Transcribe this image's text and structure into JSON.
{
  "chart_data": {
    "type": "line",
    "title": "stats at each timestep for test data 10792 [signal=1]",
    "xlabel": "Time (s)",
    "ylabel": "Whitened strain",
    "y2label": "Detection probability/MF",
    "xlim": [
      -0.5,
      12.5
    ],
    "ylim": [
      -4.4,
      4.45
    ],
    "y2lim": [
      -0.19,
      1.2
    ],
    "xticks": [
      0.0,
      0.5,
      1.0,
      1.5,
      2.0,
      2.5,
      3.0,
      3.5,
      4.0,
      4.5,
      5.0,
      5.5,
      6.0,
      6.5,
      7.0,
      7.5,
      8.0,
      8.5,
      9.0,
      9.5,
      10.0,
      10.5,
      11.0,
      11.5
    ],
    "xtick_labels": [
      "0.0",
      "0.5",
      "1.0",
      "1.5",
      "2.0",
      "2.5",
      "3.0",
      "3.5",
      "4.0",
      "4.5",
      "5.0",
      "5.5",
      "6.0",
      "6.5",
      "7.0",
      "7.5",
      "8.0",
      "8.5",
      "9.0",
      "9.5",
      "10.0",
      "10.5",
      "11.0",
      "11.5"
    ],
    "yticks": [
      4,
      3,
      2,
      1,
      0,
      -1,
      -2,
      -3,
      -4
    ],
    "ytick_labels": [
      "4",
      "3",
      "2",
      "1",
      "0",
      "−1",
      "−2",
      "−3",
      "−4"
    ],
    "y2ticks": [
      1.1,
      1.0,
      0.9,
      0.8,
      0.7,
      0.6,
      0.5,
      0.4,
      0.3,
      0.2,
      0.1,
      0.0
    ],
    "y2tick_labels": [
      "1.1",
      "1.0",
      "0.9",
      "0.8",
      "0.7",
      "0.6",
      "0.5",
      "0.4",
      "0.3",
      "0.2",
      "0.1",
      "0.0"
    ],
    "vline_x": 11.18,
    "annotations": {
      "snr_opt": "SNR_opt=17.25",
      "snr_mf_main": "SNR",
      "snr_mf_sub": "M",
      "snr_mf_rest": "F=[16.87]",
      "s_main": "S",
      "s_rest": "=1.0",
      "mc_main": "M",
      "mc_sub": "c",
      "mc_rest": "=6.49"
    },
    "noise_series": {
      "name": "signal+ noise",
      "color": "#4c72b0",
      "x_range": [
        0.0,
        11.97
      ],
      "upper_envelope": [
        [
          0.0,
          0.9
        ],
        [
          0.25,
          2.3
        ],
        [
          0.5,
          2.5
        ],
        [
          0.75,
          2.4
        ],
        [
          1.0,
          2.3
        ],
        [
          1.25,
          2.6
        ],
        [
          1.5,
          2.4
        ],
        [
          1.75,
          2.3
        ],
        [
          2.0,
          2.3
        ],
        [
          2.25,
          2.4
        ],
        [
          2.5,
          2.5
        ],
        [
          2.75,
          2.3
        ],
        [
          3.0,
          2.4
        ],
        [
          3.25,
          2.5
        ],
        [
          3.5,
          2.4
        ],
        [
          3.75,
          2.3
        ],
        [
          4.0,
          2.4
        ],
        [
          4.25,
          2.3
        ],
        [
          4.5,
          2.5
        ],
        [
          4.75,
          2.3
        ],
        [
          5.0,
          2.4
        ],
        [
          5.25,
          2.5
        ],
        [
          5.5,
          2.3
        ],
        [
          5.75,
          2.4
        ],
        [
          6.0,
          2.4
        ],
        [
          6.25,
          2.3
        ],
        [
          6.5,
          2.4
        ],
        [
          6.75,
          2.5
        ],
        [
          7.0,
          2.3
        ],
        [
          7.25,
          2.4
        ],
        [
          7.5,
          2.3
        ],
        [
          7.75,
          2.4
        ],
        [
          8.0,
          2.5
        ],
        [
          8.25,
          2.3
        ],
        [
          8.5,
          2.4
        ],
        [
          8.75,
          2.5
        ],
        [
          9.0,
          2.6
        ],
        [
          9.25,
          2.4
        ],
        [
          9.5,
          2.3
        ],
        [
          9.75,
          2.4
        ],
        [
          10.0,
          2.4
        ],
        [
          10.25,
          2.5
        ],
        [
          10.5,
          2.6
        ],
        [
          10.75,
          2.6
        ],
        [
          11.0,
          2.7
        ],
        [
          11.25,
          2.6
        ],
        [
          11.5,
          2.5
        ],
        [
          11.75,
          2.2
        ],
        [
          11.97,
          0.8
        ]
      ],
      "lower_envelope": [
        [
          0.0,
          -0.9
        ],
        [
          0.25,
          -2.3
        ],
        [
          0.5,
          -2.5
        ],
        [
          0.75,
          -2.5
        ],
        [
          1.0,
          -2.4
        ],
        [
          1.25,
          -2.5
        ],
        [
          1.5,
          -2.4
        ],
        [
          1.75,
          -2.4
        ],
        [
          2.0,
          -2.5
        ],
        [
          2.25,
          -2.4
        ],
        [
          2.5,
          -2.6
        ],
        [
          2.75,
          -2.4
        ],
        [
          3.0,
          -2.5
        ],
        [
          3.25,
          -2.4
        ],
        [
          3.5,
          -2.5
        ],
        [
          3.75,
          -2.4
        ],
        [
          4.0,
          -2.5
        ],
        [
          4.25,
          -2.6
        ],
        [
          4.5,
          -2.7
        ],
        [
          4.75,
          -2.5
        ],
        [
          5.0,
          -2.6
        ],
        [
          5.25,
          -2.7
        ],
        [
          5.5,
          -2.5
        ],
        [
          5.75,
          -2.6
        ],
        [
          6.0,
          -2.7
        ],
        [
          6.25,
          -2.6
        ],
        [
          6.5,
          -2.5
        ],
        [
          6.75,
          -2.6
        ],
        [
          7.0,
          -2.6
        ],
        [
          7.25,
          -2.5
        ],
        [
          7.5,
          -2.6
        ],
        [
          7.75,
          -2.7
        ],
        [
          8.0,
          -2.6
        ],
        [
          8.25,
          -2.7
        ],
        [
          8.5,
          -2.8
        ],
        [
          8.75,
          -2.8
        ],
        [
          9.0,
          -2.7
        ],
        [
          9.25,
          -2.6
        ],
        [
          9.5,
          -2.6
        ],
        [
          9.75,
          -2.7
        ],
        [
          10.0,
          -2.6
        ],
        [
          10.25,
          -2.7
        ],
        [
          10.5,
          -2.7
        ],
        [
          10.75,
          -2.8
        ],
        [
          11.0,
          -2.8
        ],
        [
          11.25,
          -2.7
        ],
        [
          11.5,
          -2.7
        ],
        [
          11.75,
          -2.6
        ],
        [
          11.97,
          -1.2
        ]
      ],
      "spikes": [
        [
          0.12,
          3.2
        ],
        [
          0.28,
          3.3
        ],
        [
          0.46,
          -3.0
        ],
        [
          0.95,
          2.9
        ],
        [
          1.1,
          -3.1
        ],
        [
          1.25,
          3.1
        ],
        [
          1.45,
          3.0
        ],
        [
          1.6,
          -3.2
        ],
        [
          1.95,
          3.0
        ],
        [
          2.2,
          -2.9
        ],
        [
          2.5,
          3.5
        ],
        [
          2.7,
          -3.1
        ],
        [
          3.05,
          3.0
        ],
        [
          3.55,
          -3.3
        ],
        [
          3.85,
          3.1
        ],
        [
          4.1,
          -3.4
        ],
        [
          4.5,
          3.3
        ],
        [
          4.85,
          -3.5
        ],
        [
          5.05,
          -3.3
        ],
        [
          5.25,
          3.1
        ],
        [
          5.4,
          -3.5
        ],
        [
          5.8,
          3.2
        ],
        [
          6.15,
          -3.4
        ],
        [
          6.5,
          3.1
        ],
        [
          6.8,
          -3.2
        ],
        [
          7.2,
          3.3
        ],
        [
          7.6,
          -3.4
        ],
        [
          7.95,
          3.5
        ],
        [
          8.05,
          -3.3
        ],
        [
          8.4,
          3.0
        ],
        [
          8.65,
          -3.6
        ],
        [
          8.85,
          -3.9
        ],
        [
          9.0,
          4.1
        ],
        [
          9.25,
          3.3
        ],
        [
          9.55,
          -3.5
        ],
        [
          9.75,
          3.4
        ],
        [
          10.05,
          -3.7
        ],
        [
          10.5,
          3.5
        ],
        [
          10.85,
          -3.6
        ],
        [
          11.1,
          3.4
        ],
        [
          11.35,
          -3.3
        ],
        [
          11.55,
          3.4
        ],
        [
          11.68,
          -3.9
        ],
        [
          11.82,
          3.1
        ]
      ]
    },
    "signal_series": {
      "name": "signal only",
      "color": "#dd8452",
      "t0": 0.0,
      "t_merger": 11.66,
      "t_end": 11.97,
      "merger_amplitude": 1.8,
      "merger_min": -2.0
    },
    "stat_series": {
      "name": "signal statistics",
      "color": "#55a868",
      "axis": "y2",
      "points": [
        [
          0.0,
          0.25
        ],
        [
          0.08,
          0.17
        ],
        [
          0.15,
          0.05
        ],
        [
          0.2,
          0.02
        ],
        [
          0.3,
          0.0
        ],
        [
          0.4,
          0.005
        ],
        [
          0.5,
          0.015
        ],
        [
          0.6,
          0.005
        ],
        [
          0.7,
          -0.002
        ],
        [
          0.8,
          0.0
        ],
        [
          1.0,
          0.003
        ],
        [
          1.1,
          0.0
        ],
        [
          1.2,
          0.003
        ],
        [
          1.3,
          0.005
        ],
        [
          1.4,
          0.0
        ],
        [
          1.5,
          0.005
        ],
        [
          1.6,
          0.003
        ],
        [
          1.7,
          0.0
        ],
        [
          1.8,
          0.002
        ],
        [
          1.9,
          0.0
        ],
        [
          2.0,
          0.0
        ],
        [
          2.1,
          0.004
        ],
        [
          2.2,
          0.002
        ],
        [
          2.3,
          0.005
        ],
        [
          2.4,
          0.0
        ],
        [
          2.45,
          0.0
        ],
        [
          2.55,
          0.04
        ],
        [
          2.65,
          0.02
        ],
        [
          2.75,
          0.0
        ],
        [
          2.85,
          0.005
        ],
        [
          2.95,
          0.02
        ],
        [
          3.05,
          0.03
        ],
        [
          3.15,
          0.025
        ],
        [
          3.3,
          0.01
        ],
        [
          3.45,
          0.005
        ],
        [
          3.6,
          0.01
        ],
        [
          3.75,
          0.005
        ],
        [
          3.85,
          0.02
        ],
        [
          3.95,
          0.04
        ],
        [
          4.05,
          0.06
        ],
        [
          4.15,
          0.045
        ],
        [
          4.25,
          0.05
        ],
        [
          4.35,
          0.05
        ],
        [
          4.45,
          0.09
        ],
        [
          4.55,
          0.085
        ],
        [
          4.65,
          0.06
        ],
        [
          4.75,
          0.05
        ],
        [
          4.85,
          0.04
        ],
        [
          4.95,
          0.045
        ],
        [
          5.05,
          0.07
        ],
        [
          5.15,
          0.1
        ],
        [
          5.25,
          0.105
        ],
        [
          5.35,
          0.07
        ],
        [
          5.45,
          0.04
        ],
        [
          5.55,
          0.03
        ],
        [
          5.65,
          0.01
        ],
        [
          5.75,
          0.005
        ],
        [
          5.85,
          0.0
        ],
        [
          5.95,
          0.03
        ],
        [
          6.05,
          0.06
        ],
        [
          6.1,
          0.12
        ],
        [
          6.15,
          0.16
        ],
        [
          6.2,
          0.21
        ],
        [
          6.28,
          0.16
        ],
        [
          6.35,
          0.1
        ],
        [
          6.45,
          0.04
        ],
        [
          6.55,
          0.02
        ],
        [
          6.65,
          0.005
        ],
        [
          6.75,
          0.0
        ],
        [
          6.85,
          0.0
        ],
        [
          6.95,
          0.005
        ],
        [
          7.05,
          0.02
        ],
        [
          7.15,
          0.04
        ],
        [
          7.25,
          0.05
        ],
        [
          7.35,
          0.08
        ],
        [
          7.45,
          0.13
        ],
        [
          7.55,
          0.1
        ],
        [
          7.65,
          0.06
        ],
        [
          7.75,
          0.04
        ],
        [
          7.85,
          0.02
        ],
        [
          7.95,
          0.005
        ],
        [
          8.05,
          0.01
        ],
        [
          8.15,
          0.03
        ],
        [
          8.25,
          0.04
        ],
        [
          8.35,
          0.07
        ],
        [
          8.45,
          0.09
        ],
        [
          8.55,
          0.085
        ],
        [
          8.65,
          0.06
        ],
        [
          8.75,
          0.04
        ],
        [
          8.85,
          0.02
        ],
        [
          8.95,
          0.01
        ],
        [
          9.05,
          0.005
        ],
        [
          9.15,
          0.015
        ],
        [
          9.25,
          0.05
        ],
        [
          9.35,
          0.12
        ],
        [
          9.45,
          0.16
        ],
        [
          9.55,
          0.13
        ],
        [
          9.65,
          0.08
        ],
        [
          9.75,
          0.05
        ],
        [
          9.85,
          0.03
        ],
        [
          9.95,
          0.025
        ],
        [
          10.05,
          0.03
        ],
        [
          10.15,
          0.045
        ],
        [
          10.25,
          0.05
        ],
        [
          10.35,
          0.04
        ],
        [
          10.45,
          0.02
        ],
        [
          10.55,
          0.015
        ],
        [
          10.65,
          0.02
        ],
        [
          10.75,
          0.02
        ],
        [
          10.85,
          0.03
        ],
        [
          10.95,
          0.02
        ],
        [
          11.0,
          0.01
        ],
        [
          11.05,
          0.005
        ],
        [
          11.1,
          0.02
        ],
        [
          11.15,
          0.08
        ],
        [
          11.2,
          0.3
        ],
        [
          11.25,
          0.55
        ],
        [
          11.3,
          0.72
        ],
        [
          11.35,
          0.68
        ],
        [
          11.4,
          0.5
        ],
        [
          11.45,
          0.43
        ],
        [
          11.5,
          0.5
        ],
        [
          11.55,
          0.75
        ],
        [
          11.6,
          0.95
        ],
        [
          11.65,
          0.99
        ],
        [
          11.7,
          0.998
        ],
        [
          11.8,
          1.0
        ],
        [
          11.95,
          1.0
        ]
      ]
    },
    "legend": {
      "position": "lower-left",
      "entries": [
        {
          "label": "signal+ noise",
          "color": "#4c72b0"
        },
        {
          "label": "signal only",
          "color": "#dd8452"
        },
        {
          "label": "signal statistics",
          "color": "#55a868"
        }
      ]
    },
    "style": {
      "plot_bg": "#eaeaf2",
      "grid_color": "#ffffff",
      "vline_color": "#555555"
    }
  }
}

-.-.-

What is expected: Look through the entries above and report each line where the string "statistics" occurs.

The solution:
      "name": "signal statistics",
          "label": "signal statistics",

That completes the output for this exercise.